[Extracted data entries]
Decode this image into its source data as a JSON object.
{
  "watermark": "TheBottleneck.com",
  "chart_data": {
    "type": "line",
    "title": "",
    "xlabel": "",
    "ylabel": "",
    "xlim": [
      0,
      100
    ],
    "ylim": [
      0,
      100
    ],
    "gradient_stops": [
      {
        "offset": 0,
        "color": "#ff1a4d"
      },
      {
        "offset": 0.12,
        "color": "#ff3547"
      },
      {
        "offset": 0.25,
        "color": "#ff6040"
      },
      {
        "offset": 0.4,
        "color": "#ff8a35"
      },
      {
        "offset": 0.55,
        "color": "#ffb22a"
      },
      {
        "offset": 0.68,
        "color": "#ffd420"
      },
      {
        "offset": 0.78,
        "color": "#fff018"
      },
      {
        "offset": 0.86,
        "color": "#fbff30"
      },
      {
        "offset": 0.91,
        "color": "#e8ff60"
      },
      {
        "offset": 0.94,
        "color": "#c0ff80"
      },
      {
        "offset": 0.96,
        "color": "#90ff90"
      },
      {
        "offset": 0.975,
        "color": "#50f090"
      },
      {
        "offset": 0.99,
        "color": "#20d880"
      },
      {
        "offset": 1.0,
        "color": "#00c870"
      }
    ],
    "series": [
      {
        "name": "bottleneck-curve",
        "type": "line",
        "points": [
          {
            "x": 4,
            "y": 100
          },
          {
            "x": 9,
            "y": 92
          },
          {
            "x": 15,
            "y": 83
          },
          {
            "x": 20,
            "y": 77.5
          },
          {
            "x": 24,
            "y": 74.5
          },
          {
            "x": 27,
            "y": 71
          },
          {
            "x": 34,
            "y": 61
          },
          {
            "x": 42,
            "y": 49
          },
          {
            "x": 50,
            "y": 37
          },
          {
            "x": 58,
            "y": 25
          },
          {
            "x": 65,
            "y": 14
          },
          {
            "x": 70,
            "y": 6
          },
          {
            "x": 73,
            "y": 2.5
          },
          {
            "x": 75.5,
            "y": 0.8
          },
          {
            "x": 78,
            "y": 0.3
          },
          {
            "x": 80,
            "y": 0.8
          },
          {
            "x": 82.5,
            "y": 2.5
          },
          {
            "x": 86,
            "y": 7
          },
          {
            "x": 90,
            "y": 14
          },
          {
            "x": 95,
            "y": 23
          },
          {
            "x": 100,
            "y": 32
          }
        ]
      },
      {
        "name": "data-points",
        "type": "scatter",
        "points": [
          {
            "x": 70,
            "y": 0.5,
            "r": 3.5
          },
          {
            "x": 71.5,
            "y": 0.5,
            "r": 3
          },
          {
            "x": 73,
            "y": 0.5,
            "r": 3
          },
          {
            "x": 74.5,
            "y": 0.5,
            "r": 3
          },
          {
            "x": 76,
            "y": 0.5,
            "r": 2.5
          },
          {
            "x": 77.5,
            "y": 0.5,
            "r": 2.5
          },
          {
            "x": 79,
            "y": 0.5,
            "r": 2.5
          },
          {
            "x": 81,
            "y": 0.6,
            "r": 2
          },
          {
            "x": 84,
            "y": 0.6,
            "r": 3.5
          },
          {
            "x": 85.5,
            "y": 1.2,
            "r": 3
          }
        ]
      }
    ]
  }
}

• _Written exercise_
Transcribe the data. Leave every line exactly as it is.

• _Complete answer_
Decode this image into its source data as a JSON object.
{
  "watermark": "TheBottleneck.com",
  "chart_data": {
    "type": "line",
    "title": "",
    "xlabel": "",
    "ylabel": "",
    "xlim": [
      0,
      100
    ],
    "ylim": [
      0,
      100
    ],
    "gradient_stops": [
      {
        "offset": 0,
        "color": "#ff1a4d"
      },
      {
        "offset": 0.12,
        "color": "#ff3547"
      },
      {
        "offset": 0.25,
        "color": "#ff6040"
      },
      {
        "offset": 0.4,
        "color": "#ff8a35"
      },
      {
        "offset": 0.55,
        "color": "#ffb22a"
      },
      {
        "offset": 0.68,
        "color": "#ffd420"
      },
      {
        "offset": 0.78,
        "color": "#fff018"
      },
      {
        "offset": 0.86,
        "color": "#fbff30"
      },
      {
        "offset": 0.91,
        "color": "#e8ff60"
      },
      {
        "offset": 0.94,
        "color": "#c0ff80"
      },
      {
        "offset": 0.96,
        "color": "#90ff90"
      },
      {
        "offset": 0.975,
        "color": "#50f090"
      },
      {
        "offset": 0.99,
        "color": "#20d880"
      },
      {
        "offset": 1.0,
        "color": "#00c870"
      }
    ],
    "series": [
      {
        "name": "bottleneck-curve",
        "type": "line",
        "points": [
          {
            "x": 4,
            "y": 100
          },
          {
            "x": 9,
            "y": 92
          },
          {
            "x": 15,
            "y": 83
          },
          {
            "x": 20,
            "y": 77.5
          },
          {
            "x": 24,
            "y": 74.5
          },
          {
            "x": 27,
            "y": 71
          },
          {
            "x": 34,
            "y": 61
          },
          {
            "x": 42,
            "y": 49
          },
          {
            "x": 50,
            "y": 37
          },
          {
            "x": 58,
            "y": 25
          },
          {
            "x": 65,
            "y": 14
          },
          {
            "x": 70,
            "y": 6
          },
          {
            "x": 73,
            "y": 2.5
          },
          {
            "x": 75.5,
            "y": 0.8
          },
          {
            "x": 78,
            "y": 0.3
          },
          {
            "x": 80,
            "y": 0.8
          },
          {
            "x": 82.5,
            "y": 2.5
          },
          {
            "x": 86,
            "y": 7
          },
          {
            "x": 90,
            "y": 14
          },
          {
            "x": 95,
            "y": 23
          },
          {
            "x": 100,
            "y": 32
          }
        ]
      },
      {
        "name": "data-points",
        "type": "scatter",
        "points": [
          {
            "x": 70,
            "y": 0.5,
            "r": 3.5
          },
          {
            "x": 71.5,
            "y": 0.5,
            "r": 3
          },
          {
            "x": 73,
            "y": 0.5,
            "r": 3
          },
          {
            "x": 74.5,
            "y": 0.5,
            "r": 3
          },
          {
            "x": 76,
            "y": 0.5,
            "r": 2.5
          },
          {
            "x": 77.5,
            "y": 0.5,
            "r": 2.5
          },
          {
            "x": 79,
            "y": 0.5,
            "r": 2.5
          },
          {
            "x": 81,
            "y": 0.6,
            "r": 2
          },
          {
            "x": 84,
            "y": 0.6,
            "r": 3.5
          },
          {
            "x": 85.5,
            "y": 1.2,
            "r": 3
          }
        ]
      }
    ]
  }
}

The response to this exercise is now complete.